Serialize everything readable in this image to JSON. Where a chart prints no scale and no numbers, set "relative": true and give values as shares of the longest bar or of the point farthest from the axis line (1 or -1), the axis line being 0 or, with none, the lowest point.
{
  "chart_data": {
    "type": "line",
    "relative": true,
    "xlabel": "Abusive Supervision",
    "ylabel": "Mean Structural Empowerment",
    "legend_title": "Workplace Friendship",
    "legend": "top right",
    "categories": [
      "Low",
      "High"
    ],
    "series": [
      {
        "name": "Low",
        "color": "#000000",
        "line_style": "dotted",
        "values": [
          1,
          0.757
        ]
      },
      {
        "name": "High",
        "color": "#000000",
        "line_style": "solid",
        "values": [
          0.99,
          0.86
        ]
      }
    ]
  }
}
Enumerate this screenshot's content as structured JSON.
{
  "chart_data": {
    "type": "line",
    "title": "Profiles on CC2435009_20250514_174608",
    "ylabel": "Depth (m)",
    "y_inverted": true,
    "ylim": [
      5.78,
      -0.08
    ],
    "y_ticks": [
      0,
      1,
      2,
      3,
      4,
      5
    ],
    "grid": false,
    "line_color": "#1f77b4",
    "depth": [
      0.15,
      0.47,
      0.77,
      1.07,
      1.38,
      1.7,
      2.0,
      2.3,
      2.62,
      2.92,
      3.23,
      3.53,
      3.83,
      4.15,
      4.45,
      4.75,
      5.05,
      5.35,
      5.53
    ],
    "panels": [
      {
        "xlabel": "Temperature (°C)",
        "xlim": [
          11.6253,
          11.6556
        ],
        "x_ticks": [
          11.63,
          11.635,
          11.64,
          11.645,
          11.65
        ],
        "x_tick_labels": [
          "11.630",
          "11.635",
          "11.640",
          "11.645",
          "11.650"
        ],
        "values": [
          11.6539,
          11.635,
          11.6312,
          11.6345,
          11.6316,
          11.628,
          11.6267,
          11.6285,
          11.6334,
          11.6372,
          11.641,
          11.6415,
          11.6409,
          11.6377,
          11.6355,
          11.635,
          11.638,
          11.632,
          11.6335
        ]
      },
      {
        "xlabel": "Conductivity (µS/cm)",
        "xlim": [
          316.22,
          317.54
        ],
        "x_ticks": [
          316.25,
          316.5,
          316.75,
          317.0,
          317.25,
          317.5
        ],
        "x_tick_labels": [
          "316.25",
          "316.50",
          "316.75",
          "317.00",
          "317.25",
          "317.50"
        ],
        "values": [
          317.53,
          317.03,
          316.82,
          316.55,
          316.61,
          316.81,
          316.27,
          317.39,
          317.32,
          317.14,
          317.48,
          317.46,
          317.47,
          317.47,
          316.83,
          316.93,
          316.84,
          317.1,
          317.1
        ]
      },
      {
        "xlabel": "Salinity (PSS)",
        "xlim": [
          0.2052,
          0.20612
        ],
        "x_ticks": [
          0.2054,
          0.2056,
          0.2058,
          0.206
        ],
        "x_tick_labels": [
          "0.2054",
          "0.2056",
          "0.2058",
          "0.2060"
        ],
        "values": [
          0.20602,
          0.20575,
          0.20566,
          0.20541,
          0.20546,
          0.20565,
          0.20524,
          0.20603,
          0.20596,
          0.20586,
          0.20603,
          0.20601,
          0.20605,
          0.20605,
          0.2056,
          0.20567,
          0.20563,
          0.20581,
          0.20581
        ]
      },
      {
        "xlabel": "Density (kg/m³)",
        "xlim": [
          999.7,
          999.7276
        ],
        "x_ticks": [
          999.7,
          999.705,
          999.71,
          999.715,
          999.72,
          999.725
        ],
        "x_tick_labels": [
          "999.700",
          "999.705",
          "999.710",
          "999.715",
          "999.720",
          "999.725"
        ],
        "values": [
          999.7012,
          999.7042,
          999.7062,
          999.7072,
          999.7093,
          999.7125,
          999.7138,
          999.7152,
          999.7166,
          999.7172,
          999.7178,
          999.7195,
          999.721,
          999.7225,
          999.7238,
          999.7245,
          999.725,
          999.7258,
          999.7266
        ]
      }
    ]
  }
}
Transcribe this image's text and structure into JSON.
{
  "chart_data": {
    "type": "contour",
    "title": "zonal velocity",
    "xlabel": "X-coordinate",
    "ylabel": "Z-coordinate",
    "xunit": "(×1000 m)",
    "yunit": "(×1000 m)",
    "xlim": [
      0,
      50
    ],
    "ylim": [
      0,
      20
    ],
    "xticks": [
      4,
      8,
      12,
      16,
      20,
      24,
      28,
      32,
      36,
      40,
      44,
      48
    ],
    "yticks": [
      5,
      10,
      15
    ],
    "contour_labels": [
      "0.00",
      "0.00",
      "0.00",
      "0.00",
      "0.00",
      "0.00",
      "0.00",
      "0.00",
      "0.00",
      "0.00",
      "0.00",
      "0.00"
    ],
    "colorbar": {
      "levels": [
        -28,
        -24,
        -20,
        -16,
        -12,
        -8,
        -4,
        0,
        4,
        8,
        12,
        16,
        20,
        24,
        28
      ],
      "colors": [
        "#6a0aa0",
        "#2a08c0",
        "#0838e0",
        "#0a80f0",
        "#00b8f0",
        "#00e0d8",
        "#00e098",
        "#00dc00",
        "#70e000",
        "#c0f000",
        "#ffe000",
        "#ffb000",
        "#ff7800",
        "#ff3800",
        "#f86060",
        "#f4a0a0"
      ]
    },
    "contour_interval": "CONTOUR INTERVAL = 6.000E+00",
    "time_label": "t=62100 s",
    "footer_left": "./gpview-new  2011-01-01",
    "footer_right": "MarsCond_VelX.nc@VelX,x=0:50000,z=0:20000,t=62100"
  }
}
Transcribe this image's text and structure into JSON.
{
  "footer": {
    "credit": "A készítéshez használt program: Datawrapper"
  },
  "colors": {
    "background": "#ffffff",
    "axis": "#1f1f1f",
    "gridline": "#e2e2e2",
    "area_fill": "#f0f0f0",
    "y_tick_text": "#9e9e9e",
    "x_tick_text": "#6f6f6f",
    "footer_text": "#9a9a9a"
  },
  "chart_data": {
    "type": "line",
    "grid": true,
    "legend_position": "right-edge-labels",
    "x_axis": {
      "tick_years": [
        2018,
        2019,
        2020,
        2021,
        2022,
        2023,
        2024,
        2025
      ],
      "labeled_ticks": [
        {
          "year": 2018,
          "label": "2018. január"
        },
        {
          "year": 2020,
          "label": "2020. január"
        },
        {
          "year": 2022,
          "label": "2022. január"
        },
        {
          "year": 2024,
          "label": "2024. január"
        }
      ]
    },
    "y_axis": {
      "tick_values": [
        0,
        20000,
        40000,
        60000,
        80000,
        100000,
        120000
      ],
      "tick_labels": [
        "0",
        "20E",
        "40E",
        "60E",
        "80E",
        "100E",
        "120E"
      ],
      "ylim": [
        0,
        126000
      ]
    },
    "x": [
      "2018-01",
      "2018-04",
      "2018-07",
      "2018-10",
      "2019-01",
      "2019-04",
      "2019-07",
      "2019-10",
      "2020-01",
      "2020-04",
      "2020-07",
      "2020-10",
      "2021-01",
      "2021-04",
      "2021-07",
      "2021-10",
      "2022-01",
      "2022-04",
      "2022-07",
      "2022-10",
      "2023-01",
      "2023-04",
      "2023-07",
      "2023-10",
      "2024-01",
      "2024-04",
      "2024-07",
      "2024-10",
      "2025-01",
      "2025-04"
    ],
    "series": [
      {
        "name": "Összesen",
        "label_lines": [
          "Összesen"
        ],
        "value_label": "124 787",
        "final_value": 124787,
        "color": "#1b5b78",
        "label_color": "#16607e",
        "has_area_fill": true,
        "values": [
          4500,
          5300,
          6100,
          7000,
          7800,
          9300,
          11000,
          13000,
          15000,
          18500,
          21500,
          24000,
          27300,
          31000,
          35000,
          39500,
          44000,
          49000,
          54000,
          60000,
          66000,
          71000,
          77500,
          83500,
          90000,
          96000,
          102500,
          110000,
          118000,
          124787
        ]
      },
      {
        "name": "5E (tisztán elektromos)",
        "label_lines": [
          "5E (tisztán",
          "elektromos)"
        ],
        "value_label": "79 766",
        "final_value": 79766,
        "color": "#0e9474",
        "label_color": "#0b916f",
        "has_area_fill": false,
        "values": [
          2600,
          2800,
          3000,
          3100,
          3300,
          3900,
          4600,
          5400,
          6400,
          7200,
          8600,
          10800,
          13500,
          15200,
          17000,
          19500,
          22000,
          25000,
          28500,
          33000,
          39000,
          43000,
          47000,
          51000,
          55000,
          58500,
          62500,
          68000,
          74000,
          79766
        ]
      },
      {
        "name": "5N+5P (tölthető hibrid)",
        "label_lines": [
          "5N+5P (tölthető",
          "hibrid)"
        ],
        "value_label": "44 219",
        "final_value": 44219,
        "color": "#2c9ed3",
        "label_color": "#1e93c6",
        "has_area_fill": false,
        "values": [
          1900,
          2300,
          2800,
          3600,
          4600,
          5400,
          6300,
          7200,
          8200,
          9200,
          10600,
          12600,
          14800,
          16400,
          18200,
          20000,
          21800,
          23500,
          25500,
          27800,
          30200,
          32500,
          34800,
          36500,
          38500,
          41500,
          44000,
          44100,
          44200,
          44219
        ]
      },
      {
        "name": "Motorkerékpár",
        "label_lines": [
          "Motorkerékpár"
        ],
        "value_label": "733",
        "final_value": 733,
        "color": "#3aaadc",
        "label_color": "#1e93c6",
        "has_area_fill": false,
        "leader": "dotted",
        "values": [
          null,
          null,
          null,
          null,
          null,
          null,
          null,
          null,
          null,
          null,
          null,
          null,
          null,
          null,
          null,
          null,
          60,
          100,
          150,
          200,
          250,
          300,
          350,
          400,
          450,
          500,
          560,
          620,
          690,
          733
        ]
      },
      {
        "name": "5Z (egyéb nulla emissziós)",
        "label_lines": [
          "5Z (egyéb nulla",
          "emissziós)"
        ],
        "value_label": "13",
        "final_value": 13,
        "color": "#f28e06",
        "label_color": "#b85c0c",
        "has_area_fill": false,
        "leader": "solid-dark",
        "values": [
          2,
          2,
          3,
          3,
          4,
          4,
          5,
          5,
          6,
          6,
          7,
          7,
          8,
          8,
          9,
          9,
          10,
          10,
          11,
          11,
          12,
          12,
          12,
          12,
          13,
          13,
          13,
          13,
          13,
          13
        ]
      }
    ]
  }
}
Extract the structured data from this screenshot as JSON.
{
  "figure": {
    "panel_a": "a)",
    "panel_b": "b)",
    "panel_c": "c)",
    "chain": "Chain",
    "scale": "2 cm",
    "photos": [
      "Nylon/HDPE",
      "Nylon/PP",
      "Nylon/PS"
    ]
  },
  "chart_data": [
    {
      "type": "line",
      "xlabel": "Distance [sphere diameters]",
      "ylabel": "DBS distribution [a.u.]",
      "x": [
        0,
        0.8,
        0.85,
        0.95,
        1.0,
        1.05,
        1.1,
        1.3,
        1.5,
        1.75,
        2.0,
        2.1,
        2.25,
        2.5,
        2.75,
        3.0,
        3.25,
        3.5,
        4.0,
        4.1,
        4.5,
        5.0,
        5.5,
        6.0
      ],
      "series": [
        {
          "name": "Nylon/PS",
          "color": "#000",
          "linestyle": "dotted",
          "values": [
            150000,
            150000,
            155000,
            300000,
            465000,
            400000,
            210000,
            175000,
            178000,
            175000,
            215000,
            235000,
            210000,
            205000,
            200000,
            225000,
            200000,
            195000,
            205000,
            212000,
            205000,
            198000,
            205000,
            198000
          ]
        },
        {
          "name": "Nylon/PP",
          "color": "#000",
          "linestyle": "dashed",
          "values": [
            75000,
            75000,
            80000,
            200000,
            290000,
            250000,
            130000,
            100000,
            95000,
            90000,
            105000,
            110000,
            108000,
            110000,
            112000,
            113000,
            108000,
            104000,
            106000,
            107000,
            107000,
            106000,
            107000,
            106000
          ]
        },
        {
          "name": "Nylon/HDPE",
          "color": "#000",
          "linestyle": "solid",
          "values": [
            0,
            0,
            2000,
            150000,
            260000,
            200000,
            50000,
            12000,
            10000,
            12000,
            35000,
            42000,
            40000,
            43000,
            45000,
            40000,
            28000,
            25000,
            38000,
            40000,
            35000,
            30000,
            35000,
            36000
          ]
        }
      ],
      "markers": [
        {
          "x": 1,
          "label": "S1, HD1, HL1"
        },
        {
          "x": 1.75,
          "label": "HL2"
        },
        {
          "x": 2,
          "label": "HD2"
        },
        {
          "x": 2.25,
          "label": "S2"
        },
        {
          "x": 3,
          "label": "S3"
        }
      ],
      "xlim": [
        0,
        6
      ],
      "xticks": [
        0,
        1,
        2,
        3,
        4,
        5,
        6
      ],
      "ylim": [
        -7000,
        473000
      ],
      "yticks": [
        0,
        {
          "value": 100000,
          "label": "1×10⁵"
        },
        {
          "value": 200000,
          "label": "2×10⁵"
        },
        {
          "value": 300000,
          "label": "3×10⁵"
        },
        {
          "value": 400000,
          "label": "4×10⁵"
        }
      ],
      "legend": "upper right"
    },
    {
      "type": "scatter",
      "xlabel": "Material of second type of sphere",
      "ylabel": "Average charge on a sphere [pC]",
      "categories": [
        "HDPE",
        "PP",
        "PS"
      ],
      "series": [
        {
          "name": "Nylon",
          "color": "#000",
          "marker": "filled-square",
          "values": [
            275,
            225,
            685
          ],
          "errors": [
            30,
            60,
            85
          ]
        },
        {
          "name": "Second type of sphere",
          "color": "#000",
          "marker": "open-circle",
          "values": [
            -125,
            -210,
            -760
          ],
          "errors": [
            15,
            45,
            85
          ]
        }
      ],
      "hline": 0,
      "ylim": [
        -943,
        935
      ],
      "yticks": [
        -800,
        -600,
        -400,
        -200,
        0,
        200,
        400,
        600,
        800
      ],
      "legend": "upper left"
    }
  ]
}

**TASK DESCRIPTION**
Copy out each line that contains the word "this".

**TASK SOLUTION**
Serialize everything readable in this image to JSON. Where a chart prints no scale and no numbers, set "relative": true and give values as shares of the longest bar or of the point farthest from the axis line (1 or -1), the axis line being 0 or, with none, the lowest point.
Enumerate this screenshot's content as structured JSON.
Transcribe this image's text and structure into JSON.
Transcribe this image's text and structure into JSON.
Extract the structured data from this screenshot as JSON.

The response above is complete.